Return the listing below exactly, with the pictures dropped.

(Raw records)
---+---

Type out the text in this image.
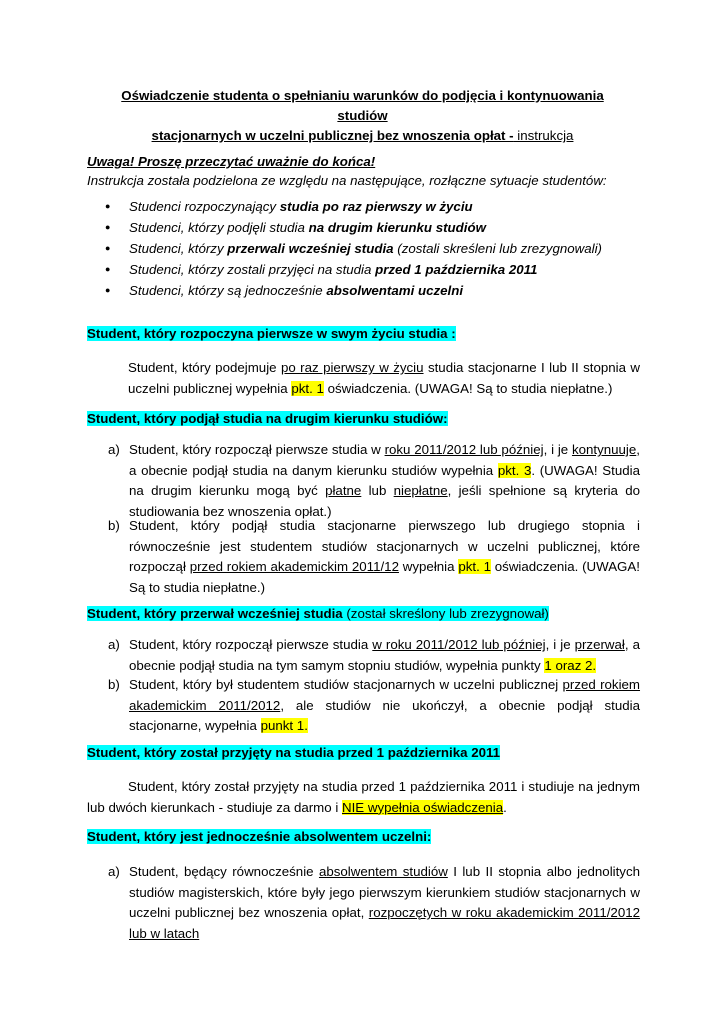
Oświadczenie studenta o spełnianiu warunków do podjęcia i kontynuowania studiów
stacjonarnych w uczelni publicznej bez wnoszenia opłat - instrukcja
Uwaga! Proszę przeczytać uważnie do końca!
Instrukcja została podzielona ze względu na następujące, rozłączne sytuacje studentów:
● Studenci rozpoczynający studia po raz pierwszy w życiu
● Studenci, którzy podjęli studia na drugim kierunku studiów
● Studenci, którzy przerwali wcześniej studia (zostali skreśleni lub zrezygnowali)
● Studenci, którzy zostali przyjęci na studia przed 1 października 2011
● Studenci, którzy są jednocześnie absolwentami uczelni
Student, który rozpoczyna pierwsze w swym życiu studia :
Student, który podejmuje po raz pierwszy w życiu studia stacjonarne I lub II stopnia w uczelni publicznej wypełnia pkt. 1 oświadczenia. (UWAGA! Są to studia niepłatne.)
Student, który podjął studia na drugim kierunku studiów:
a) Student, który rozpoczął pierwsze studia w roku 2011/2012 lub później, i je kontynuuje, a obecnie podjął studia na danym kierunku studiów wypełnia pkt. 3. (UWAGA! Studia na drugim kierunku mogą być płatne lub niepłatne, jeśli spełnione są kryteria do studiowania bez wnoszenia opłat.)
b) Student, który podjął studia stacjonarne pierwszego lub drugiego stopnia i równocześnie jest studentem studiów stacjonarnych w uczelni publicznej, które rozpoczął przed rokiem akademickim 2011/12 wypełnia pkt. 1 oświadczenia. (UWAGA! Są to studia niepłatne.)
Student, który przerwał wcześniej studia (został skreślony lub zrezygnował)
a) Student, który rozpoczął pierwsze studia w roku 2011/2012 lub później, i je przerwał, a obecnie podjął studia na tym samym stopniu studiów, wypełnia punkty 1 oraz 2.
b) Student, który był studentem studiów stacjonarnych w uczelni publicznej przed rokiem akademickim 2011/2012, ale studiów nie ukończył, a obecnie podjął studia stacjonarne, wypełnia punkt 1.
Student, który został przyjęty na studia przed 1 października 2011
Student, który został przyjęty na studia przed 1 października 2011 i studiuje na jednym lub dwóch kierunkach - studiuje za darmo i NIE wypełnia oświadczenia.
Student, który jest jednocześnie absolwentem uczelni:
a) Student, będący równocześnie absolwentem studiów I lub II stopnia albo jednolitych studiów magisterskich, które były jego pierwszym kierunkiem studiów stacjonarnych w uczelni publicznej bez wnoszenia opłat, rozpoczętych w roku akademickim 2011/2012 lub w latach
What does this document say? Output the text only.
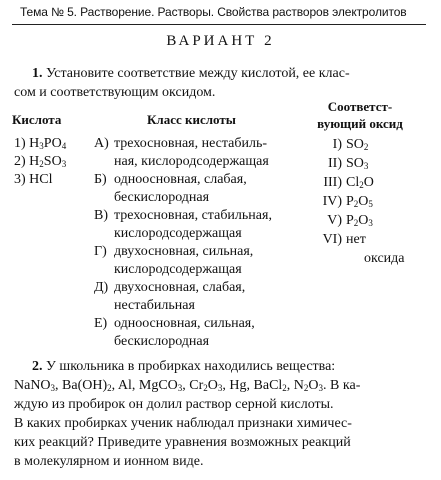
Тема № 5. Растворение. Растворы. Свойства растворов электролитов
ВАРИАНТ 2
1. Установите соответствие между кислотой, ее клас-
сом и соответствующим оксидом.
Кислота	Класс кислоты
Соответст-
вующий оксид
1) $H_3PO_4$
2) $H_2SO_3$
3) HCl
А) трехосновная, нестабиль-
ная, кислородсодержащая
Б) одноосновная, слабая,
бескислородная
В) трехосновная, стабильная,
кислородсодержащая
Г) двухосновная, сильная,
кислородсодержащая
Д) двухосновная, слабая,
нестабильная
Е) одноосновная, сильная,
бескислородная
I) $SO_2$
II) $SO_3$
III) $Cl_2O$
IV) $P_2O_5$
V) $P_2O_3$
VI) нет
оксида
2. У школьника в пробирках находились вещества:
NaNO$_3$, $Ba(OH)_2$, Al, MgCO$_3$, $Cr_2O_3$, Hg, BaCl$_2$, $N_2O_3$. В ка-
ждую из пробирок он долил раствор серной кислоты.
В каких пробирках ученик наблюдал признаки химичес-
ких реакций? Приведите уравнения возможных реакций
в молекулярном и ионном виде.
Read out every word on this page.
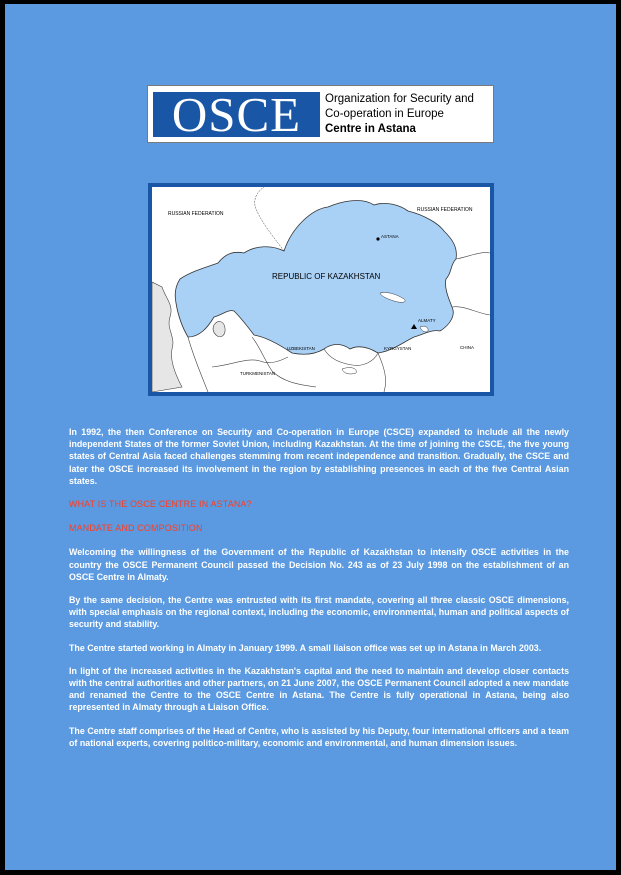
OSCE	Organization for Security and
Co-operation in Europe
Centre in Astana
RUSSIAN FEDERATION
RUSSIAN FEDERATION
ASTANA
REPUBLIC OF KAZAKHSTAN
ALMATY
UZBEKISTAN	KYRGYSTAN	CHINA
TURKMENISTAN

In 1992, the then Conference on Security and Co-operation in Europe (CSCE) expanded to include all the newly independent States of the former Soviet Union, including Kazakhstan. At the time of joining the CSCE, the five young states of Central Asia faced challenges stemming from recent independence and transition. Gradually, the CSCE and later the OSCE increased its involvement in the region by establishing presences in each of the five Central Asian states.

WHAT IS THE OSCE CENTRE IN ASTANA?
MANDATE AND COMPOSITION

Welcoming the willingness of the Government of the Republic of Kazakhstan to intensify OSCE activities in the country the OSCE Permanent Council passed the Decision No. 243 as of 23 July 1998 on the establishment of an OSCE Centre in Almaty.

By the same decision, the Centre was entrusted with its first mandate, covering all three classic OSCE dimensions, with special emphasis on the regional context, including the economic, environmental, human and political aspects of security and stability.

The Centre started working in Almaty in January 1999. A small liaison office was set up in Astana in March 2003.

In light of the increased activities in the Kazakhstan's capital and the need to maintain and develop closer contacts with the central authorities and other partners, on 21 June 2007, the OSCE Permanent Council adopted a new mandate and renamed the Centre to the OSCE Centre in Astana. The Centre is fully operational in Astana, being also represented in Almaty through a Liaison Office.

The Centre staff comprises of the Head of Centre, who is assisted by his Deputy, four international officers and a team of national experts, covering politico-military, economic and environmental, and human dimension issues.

---+---

THE RESULT -
Type out the text in this image.
Oświadczenie studenta o spełnianiu warunków do podjęcia i kontynuowania studiów
stacjonarnych w uczelni publicznej bez wnoszenia opłat - instrukcja
Uwaga! Proszę przeczytać uważnie do końca!
Instrukcja została podzielona ze względu na następujące, rozłączne sytuacje studentów:
● Studenci rozpoczynający studia po raz pierwszy w życiu
● Studenci, którzy podjęli studia na drugim kierunku studiów
● Studenci, którzy przerwali wcześniej studia (zostali skreśleni lub zrezygnowali)
● Studenci, którzy zostali przyjęci na studia przed 1 października 2011
● Studenci, którzy są jednocześnie absolwentami uczelni
Student, który rozpoczyna pierwsze w swym życiu studia :
Student, który podejmuje po raz pierwszy w życiu studia stacjonarne I lub II stopnia w uczelni publicznej wypełnia pkt. 1 oświadczenia. (UWAGA! Są to studia niepłatne.)
Student, który podjął studia na drugim kierunku studiów:
a) Student, który rozpoczął pierwsze studia w roku 2011/2012 lub później, i je kontynuuje, a obecnie podjął studia na danym kierunku studiów wypełnia pkt. 3. (UWAGA! Studia na drugim kierunku mogą być płatne lub niepłatne, jeśli spełnione są kryteria do studiowania bez wnoszenia opłat.)
b) Student, który podjął studia stacjonarne pierwszego lub drugiego stopnia i równocześnie jest studentem studiów stacjonarnych w uczelni publicznej, które rozpoczął przed rokiem akademickim 2011/12 wypełnia pkt. 1 oświadczenia. (UWAGA! Są to studia niepłatne.)
Student, który przerwał wcześniej studia (został skreślony lub zrezygnował)
a) Student, który rozpoczął pierwsze studia w roku 2011/2012 lub później, i je przerwał, a obecnie podjął studia na tym samym stopniu studiów, wypełnia punkty 1 oraz 2.
b) Student, który był studentem studiów stacjonarnych w uczelni publicznej przed rokiem akademickim 2011/2012, ale studiów nie ukończył, a obecnie podjął studia stacjonarne, wypełnia punkt 1.
Student, który został przyjęty na studia przed 1 października 2011
Student, który został przyjęty na studia przed 1 października 2011 i studiuje na jednym lub dwóch kierunkach - studiuje za darmo i NIE wypełnia oświadczenia.
Student, który jest jednocześnie absolwentem uczelni:
a) Student, będący równocześnie absolwentem studiów I lub II stopnia albo jednolitych studiów magisterskich, które były jego pierwszym kierunkiem studiów stacjonarnych w uczelni publicznej bez wnoszenia opłat, rozpoczętych w roku akademickim 2011/2012 lub w latach
What does this document say? Output the text only.
Тема № 5. Растворение. Растворы. Свойства растворов электролитов
ВАРИАНТ 2
1. Установите соответствие между кислотой, ее клас-
сом и соответствующим оксидом.
Кислота	Класс кислоты
Соответст-
вующий оксид
1) $H_3PO_4$
2) $H_2SO_3$
3) HCl
А) трехосновная, нестабиль-
ная, кислородсодержащая
Б) одноосновная, слабая,
бескислородная
В) трехосновная, стабильная,
кислородсодержащая
Г) двухосновная, сильная,
кислородсодержащая
Д) двухосновная, слабая,
нестабильная
Е) одноосновная, сильная,
бескислородная
I) $SO_2$
II) $SO_3$
III) $Cl_2O$
IV) $P_2O_5$
V) $P_2O_3$
VI) нет
оксида
2. У школьника в пробирках находились вещества:
NaNO$_3$, $Ba(OH)_2$, Al, MgCO$_3$, $Cr_2O_3$, Hg, BaCl$_2$, $N_2O_3$. В ка-
ждую из пробирок он долил раствор серной кислоты.
В каких пробирках ученик наблюдал признаки химичес-
ких реакций? Приведите уравнения возможных реакций
в молекулярном и ионном виде.
Read out every word on this page.
OSCE	Organization for Security and
Co-operation in Europe
Centre in Astana
RUSSIAN FEDERATION
RUSSIAN FEDERATION
ASTANA
REPUBLIC OF KAZAKHSTAN
ALMATY
UZBEKISTAN	KYRGYSTAN	CHINA
TURKMENISTAN

In 1992, the then Conference on Security and Co-operation in Europe (CSCE) expanded to include all the newly independent States of the former Soviet Union, including Kazakhstan. At the time of joining the CSCE, the five young states of Central Asia faced challenges stemming from recent independence and transition. Gradually, the CSCE and later the OSCE increased its involvement in the region by establishing presences in each of the five Central Asian states.

WHAT IS THE OSCE CENTRE IN ASTANA?
MANDATE AND COMPOSITION

Welcoming the willingness of the Government of the Republic of Kazakhstan to intensify OSCE activities in the country the OSCE Permanent Council passed the Decision No. 243 as of 23 July 1998 on the establishment of an OSCE Centre in Almaty.

By the same decision, the Centre was entrusted with its first mandate, covering all three classic OSCE dimensions, with special emphasis on the regional context, including the economic, environmental, human and political aspects of security and stability.

The Centre started working in Almaty in January 1999. A small liaison office was set up in Astana in March 2003.

In light of the increased activities in the Kazakhstan's capital and the need to maintain and develop closer contacts with the central authorities and other partners, on 21 June 2007, the OSCE Permanent Council adopted a new mandate and renamed the Centre to the OSCE Centre in Astana. The Centre is fully operational in Astana, being also represented in Almaty through a Liaison Office.

The Centre staff comprises of the Head of Centre, who is assisted by his Deputy, four international officers and a team of national experts, covering politico-military, economic and environmental, and human dimension issues.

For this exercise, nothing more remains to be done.